>>

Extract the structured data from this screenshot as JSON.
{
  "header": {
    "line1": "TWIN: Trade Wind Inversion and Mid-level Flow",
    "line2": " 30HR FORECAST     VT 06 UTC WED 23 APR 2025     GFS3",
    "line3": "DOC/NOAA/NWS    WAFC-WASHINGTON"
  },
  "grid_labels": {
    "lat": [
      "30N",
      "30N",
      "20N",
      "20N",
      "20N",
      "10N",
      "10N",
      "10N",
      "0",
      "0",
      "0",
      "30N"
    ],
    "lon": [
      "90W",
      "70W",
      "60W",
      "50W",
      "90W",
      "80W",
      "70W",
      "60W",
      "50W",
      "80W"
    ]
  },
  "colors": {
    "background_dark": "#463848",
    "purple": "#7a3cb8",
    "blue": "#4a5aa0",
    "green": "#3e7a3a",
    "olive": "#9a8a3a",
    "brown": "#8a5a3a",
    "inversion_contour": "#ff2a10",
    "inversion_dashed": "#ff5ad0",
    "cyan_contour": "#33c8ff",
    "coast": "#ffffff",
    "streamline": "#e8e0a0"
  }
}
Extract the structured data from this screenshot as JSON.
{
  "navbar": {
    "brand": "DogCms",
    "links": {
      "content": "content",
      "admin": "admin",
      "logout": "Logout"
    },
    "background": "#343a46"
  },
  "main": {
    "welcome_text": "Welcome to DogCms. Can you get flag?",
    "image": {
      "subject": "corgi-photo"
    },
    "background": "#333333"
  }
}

<<

## WHAT YOU NEED TO DO
Among the entries, how many lines contain the string "DogCms"? Give the number without anything else.

## OUTPUT BELOW
2